What the exercise asks: Omit the pictures, then reproduce every remaining record exactly.

Data tied to figure images:

============

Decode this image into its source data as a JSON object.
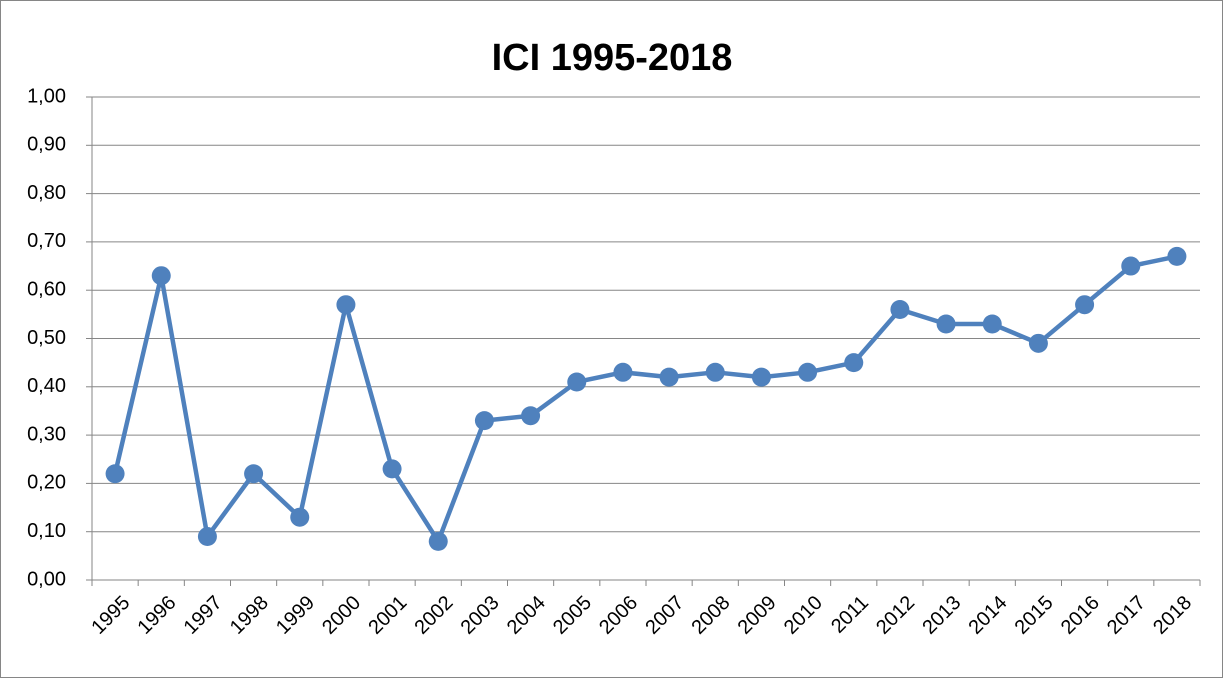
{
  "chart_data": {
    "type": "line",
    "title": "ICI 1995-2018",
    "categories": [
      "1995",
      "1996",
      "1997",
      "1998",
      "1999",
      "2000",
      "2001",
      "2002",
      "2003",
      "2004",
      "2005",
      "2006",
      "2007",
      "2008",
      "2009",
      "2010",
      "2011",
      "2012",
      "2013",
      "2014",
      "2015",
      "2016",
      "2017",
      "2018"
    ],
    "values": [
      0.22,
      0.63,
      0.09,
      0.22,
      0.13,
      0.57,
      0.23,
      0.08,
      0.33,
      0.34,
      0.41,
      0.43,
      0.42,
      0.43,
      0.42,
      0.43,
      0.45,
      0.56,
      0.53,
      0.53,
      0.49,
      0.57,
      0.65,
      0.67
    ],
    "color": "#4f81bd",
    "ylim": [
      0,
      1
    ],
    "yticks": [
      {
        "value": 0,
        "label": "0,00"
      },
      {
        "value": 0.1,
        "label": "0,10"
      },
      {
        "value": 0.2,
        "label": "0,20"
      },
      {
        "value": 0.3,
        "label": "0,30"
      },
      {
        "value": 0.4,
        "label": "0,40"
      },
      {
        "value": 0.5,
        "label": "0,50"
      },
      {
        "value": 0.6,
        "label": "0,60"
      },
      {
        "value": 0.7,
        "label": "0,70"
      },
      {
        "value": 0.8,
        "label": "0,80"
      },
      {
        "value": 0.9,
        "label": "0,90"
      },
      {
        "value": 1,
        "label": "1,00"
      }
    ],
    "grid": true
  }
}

============

Task result:
Decode this image into its source data as a JSON object.
{
  "chart_data": {
    "type": "line",
    "title": "ICI 1995-2018",
    "categories": [
      "1995",
      "1996",
      "1997",
      "1998",
      "1999",
      "2000",
      "2001",
      "2002",
      "2003",
      "2004",
      "2005",
      "2006",
      "2007",
      "2008",
      "2009",
      "2010",
      "2011",
      "2012",
      "2013",
      "2014",
      "2015",
      "2016",
      "2017",
      "2018"
    ],
    "values": [
      0.22,
      0.63,
      0.09,
      0.22,
      0.13,
      0.57,
      0.23,
      0.08,
      0.33,
      0.34,
      0.41,
      0.43,
      0.42,
      0.43,
      0.42,
      0.43,
      0.45,
      0.56,
      0.53,
      0.53,
      0.49,
      0.57,
      0.65,
      0.67
    ],
    "color": "#4f81bd",
    "ylim": [
      0,
      1
    ],
    "yticks": [
      {
        "value": 0,
        "label": "0,00"
      },
      {
        "value": 0.1,
        "label": "0,10"
      },
      {
        "value": 0.2,
        "label": "0,20"
      },
      {
        "value": 0.3,
        "label": "0,30"
      },
      {
        "value": 0.4,
        "label": "0,40"
      },
      {
        "value": 0.5,
        "label": "0,50"
      },
      {
        "value": 0.6,
        "label": "0,60"
      },
      {
        "value": 0.7,
        "label": "0,70"
      },
      {
        "value": 0.8,
        "label": "0,80"
      },
      {
        "value": 0.9,
        "label": "0,90"
      },
      {
        "value": 1,
        "label": "1,00"
      }
    ],
    "grid": true
  }
}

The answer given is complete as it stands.